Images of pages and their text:
+-------+

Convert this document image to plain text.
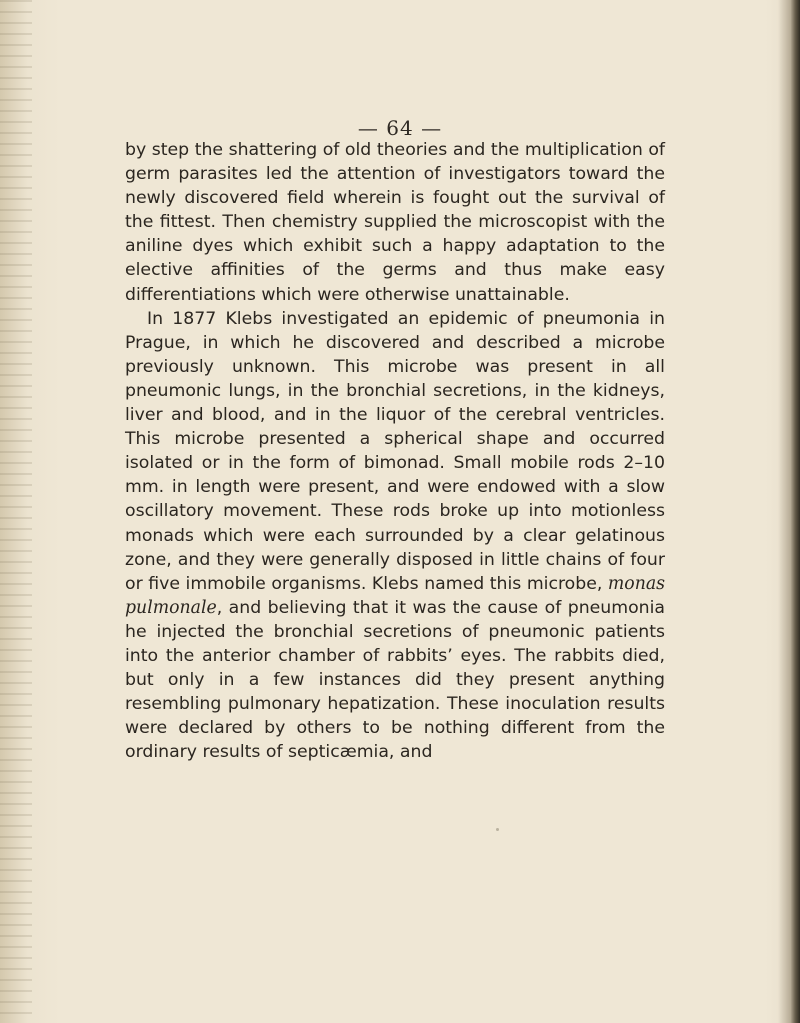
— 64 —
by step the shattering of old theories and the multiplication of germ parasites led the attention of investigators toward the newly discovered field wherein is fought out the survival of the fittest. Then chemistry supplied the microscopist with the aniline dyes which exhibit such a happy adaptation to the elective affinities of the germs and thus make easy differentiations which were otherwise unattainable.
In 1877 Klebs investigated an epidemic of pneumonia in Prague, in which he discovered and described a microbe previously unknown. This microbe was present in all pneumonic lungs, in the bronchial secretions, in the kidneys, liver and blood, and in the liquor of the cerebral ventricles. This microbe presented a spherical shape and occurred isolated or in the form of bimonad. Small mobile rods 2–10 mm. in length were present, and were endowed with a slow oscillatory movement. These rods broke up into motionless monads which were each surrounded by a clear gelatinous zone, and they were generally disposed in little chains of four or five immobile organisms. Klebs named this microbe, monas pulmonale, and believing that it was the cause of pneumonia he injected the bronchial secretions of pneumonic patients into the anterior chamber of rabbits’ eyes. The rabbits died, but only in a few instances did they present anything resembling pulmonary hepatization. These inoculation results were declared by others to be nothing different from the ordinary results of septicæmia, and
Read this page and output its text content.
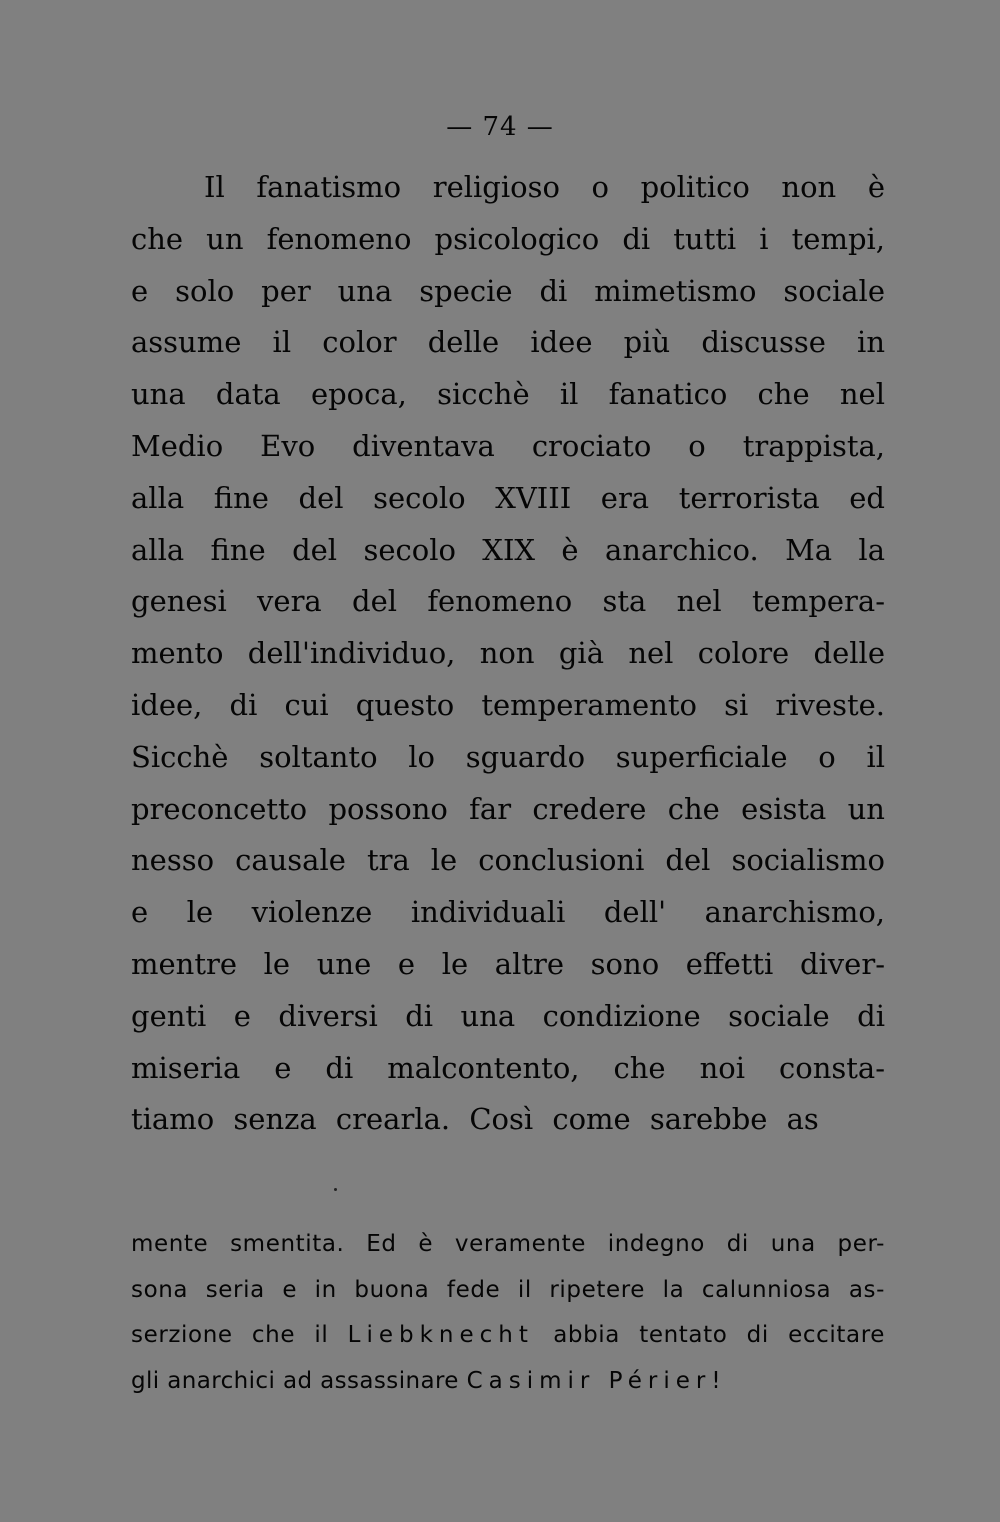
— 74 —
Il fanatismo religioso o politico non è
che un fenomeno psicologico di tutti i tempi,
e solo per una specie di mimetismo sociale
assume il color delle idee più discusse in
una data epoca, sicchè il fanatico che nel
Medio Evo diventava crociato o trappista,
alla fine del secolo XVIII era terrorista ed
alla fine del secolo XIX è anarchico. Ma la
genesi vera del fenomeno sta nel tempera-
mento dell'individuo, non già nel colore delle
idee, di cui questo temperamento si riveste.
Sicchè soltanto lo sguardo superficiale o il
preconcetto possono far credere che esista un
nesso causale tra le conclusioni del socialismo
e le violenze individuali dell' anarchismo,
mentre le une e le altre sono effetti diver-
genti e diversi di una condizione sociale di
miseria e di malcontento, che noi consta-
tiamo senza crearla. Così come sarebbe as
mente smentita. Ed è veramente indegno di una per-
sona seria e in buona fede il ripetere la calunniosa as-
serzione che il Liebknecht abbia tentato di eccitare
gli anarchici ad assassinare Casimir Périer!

+-------+

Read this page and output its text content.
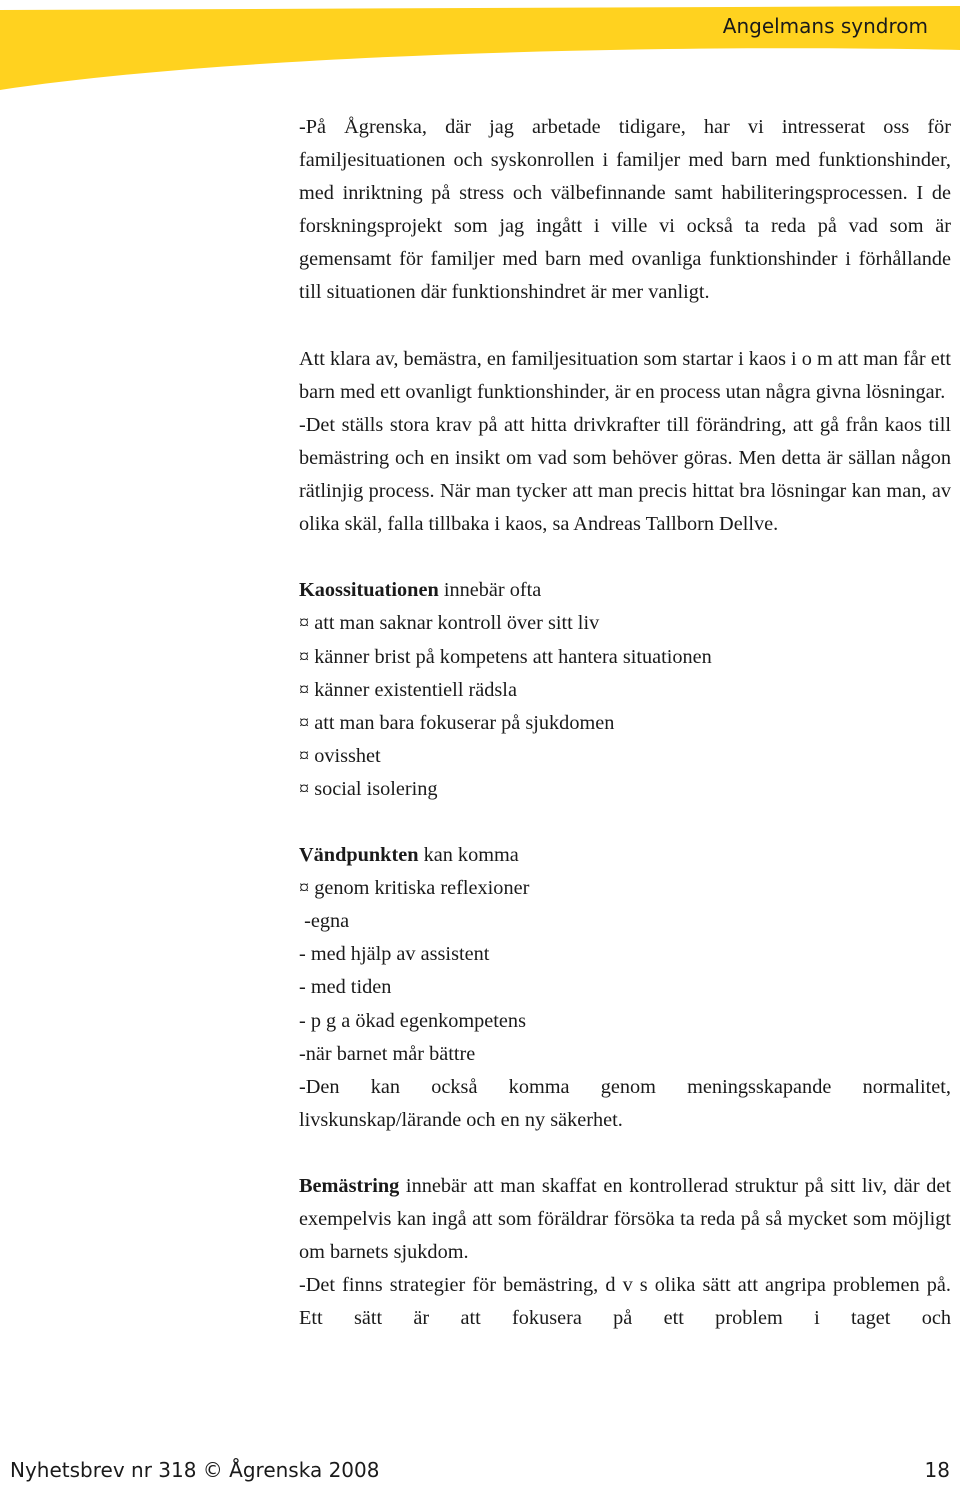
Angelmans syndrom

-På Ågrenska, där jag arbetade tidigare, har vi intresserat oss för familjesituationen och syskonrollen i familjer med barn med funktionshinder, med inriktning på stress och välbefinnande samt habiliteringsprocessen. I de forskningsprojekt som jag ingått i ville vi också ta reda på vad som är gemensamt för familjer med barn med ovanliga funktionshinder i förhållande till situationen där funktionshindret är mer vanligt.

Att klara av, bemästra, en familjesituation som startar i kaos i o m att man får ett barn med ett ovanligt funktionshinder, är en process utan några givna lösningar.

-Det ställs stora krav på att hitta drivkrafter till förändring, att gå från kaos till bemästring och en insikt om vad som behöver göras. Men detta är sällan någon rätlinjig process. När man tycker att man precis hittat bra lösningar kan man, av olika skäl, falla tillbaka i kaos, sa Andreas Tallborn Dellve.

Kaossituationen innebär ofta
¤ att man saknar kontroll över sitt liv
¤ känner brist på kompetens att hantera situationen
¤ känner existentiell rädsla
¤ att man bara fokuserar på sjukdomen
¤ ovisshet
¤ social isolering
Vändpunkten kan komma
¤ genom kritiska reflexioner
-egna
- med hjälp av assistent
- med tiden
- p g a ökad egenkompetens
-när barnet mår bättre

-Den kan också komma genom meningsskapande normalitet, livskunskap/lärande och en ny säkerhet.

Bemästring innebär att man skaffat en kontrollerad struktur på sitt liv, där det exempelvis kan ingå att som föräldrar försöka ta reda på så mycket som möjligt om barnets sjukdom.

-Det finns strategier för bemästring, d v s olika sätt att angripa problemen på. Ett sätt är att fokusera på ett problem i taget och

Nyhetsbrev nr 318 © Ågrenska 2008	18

+-------+

■ EXERCISE BRIEF
Report the lines above that have the word "delle" in them.

■ TASK OUTPUT
assume il color delle idee più discusse in
mento dell'individuo, non già nel colore delle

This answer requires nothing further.